> **Goal**
Output all lines exactly.

Part of a data file:
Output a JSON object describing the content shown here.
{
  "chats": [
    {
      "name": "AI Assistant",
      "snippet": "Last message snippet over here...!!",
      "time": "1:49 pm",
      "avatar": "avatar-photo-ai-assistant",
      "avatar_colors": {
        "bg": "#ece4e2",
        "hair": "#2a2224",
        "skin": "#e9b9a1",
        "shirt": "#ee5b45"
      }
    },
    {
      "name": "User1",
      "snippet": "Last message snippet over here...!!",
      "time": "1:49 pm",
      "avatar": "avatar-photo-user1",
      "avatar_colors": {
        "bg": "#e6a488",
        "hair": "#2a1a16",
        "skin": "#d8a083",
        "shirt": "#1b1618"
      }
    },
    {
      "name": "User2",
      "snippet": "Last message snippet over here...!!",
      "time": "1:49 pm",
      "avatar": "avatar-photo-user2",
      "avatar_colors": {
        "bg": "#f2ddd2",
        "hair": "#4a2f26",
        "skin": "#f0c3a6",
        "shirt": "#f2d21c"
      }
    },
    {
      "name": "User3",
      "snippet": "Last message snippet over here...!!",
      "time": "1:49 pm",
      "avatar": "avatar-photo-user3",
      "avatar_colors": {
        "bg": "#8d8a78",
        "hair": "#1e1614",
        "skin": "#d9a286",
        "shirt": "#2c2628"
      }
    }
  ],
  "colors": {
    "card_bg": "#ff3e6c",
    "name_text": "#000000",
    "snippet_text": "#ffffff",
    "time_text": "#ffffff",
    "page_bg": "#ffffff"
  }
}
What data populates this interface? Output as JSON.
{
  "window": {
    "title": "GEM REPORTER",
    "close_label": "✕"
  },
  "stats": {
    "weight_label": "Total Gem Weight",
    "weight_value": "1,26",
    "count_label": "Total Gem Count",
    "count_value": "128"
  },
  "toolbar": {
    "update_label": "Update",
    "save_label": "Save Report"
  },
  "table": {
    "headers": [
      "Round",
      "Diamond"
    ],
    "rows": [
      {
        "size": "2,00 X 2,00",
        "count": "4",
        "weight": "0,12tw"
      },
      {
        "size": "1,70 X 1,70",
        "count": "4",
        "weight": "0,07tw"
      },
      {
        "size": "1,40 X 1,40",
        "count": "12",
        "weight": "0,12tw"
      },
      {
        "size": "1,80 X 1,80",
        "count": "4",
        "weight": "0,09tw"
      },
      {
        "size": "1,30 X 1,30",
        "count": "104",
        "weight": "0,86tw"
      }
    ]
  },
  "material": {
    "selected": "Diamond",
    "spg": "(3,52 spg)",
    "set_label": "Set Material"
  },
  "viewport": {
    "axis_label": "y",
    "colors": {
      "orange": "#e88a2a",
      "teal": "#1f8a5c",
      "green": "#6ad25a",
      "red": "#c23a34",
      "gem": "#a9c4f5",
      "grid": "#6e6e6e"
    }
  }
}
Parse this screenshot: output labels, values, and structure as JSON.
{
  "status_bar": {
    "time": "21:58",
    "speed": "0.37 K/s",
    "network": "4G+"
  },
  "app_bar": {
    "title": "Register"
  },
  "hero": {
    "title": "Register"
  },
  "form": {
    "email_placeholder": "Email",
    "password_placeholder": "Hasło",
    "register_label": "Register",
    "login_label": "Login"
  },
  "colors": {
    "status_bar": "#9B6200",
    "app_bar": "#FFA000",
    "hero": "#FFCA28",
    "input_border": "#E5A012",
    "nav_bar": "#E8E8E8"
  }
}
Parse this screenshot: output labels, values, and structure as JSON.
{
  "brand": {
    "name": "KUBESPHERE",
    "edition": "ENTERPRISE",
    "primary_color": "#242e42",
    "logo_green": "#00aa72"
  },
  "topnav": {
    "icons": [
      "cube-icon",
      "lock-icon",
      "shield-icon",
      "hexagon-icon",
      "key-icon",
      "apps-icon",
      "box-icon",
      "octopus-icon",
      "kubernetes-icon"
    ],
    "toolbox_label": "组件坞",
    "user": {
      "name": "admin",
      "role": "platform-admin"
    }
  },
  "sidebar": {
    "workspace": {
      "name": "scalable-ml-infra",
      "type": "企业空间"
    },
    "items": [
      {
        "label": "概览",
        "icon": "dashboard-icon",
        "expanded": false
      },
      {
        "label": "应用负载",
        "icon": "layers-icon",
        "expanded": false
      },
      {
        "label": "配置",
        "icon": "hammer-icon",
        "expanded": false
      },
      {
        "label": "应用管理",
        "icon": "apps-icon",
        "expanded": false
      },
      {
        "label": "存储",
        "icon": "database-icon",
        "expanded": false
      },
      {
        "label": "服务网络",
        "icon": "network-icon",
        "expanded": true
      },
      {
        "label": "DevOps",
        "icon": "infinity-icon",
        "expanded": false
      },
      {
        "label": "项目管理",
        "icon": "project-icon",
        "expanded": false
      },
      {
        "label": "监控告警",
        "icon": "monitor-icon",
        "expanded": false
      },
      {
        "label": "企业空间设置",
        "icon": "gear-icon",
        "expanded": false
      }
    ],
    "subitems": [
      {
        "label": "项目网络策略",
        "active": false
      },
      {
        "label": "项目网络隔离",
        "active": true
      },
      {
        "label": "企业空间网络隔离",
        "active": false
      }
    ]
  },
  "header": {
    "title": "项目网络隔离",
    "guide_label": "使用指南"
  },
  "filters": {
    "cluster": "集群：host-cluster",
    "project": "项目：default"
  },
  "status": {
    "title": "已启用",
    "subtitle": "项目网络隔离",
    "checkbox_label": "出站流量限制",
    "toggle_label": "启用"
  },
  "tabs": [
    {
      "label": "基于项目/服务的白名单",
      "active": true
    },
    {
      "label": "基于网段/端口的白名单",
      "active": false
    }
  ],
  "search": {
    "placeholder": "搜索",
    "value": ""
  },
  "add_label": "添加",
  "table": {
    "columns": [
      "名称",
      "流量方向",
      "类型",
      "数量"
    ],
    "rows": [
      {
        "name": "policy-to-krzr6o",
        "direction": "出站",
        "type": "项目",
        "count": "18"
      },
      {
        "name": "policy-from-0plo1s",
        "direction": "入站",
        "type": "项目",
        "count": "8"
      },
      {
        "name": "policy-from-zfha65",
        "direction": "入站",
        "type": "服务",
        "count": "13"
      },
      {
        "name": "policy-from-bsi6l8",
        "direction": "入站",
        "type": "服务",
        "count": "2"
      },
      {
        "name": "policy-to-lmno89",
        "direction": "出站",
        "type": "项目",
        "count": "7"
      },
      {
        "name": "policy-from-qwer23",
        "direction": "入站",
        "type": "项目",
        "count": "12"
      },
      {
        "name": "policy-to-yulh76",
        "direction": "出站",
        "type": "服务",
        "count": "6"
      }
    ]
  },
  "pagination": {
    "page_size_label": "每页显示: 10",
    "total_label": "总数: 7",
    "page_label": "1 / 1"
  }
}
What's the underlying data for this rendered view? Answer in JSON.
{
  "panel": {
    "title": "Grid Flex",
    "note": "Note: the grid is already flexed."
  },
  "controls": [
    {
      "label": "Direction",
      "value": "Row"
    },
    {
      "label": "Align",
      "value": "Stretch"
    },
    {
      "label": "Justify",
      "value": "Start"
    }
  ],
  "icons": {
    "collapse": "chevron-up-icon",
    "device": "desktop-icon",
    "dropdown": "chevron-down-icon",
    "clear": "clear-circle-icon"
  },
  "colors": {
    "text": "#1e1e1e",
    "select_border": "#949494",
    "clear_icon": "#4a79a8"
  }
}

> **Output for this exercise**
Output a JSON object describing the content shown here.
{
  "chats": [
    {
      "name": "AI Assistant",
      "snippet": "Last message snippet over here...!!",
      "time": "1:49 pm",
      "avatar": "avatar-photo-ai-assistant",
      "avatar_colors": {
        "bg": "#ece4e2",
        "hair": "#2a2224",
        "skin": "#e9b9a1",
        "shirt": "#ee5b45"
      }
    },
    {
      "name": "User1",
      "snippet": "Last message snippet over here...!!",
      "time": "1:49 pm",
      "avatar": "avatar-photo-user1",
      "avatar_colors": {
        "bg": "#e6a488",
        "hair": "#2a1a16",
        "skin": "#d8a083",
        "shirt": "#1b1618"
      }
    },
    {
      "name": "User2",
      "snippet": "Last message snippet over here...!!",
      "time": "1:49 pm",
      "avatar": "avatar-photo-user2",
      "avatar_colors": {
        "bg": "#f2ddd2",
        "hair": "#4a2f26",
        "skin": "#f0c3a6",
        "shirt": "#f2d21c"
      }
    },
    {
      "name": "User3",
      "snippet": "Last message snippet over here...!!",
      "time": "1:49 pm",
      "avatar": "avatar-photo-user3",
      "avatar_colors": {
        "bg": "#8d8a78",
        "hair": "#1e1614",
        "skin": "#d9a286",
        "shirt": "#2c2628"
      }
    }
  ],
  "colors": {
    "card_bg": "#ff3e6c",
    "name_text": "#000000",
    "snippet_text": "#ffffff",
    "time_text": "#ffffff",
    "page_bg": "#ffffff"
  }
}
What data populates this interface? Output as JSON.
{
  "window": {
    "title": "GEM REPORTER",
    "close_label": "✕"
  },
  "stats": {
    "weight_label": "Total Gem Weight",
    "weight_value": "1,26",
    "count_label": "Total Gem Count",
    "count_value": "128"
  },
  "toolbar": {
    "update_label": "Update",
    "save_label": "Save Report"
  },
  "table": {
    "headers": [
      "Round",
      "Diamond"
    ],
    "rows": [
      {
        "size": "2,00 X 2,00",
        "count": "4",
        "weight": "0,12tw"
      },
      {
        "size": "1,70 X 1,70",
        "count": "4",
        "weight": "0,07tw"
      },
      {
        "size": "1,40 X 1,40",
        "count": "12",
        "weight": "0,12tw"
      },
      {
        "size": "1,80 X 1,80",
        "count": "4",
        "weight": "0,09tw"
      },
      {
        "size": "1,30 X 1,30",
        "count": "104",
        "weight": "0,86tw"
      }
    ]
  },
  "material": {
    "selected": "Diamond",
    "spg": "(3,52 spg)",
    "set_label": "Set Material"
  },
  "viewport": {
    "axis_label": "y",
    "colors": {
      "orange": "#e88a2a",
      "teal": "#1f8a5c",
      "green": "#6ad25a",
      "red": "#c23a34",
      "gem": "#a9c4f5",
      "grid": "#6e6e6e"
    }
  }
}
Parse this screenshot: output labels, values, and structure as JSON.
{
  "status_bar": {
    "time": "21:58",
    "speed": "0.37 K/s",
    "network": "4G+"
  },
  "app_bar": {
    "title": "Register"
  },
  "hero": {
    "title": "Register"
  },
  "form": {
    "email_placeholder": "Email",
    "password_placeholder": "Hasło",
    "register_label": "Register",
    "login_label": "Login"
  },
  "colors": {
    "status_bar": "#9B6200",
    "app_bar": "#FFA000",
    "hero": "#FFCA28",
    "input_border": "#E5A012",
    "nav_bar": "#E8E8E8"
  }
}
Parse this screenshot: output labels, values, and structure as JSON.
{
  "brand": {
    "name": "KUBESPHERE",
    "edition": "ENTERPRISE",
    "primary_color": "#242e42",
    "logo_green": "#00aa72"
  },
  "topnav": {
    "icons": [
      "cube-icon",
      "lock-icon",
      "shield-icon",
      "hexagon-icon",
      "key-icon",
      "apps-icon",
      "box-icon",
      "octopus-icon",
      "kubernetes-icon"
    ],
    "toolbox_label": "组件坞",
    "user": {
      "name": "admin",
      "role": "platform-admin"
    }
  },
  "sidebar": {
    "workspace": {
      "name": "scalable-ml-infra",
      "type": "企业空间"
    },
    "items": [
      {
        "label": "概览",
        "icon": "dashboard-icon",
        "expanded": false
      },
      {
        "label": "应用负载",
        "icon": "layers-icon",
        "expanded": false
      },
      {
        "label": "配置",
        "icon": "hammer-icon",
        "expanded": false
      },
      {
        "label": "应用管理",
        "icon": "apps-icon",
        "expanded": false
      },
      {
        "label": "存储",
        "icon": "database-icon",
        "expanded": false
      },
      {
        "label": "服务网络",
        "icon": "network-icon",
        "expanded": true
      },
      {
        "label": "DevOps",
        "icon": "infinity-icon",
        "expanded": false
      },
      {
        "label": "项目管理",
        "icon": "project-icon",
        "expanded": false
      },
      {
        "label": "监控告警",
        "icon": "monitor-icon",
        "expanded": false
      },
      {
        "label": "企业空间设置",
        "icon": "gear-icon",
        "expanded": false
      }
    ],
    "subitems": [
      {
        "label": "项目网络策略",
        "active": false
      },
      {
        "label": "项目网络隔离",
        "active": true
      },
      {
        "label": "企业空间网络隔离",
        "active": false
      }
    ]
  },
  "header": {
    "title": "项目网络隔离",
    "guide_label": "使用指南"
  },
  "filters": {
    "cluster": "集群：host-cluster",
    "project": "项目：default"
  },
  "status": {
    "title": "已启用",
    "subtitle": "项目网络隔离",
    "checkbox_label": "出站流量限制",
    "toggle_label": "启用"
  },
  "tabs": [
    {
      "label": "基于项目/服务的白名单",
      "active": true
    },
    {
      "label": "基于网段/端口的白名单",
      "active": false
    }
  ],
  "search": {
    "placeholder": "搜索",
    "value": ""
  },
  "add_label": "添加",
  "table": {
    "columns": [
      "名称",
      "流量方向",
      "类型",
      "数量"
    ],
    "rows": [
      {
        "name": "policy-to-krzr6o",
        "direction": "出站",
        "type": "项目",
        "count": "18"
      },
      {
        "name": "policy-from-0plo1s",
        "direction": "入站",
        "type": "项目",
        "count": "8"
      },
      {
        "name": "policy-from-zfha65",
        "direction": "入站",
        "type": "服务",
        "count": "13"
      },
      {
        "name": "policy-from-bsi6l8",
        "direction": "入站",
        "type": "服务",
        "count": "2"
      },
      {
        "name": "policy-to-lmno89",
        "direction": "出站",
        "type": "项目",
        "count": "7"
      },
      {
        "name": "policy-from-qwer23",
        "direction": "入站",
        "type": "项目",
        "count": "12"
      },
      {
        "name": "policy-to-yulh76",
        "direction": "出站",
        "type": "服务",
        "count": "6"
      }
    ]
  },
  "pagination": {
    "page_size_label": "每页显示: 10",
    "total_label": "总数: 7",
    "page_label": "1 / 1"
  }
}
What's the underlying data for this rendered view? Answer in JSON.
{
  "panel": {
    "title": "Grid Flex",
    "note": "Note: the grid is already flexed."
  },
  "controls": [
    {
      "label": "Direction",
      "value": "Row"
    },
    {
      "label": "Align",
      "value": "Stretch"
    },
    {
      "label": "Justify",
      "value": "Start"
    }
  ],
  "icons": {
    "collapse": "chevron-up-icon",
    "device": "desktop-icon",
    "dropdown": "chevron-down-icon",
    "clear": "clear-circle-icon"
  },
  "colors": {
    "text": "#1e1e1e",
    "select_border": "#949494",
    "clear_icon": "#4a79a8"
  }
}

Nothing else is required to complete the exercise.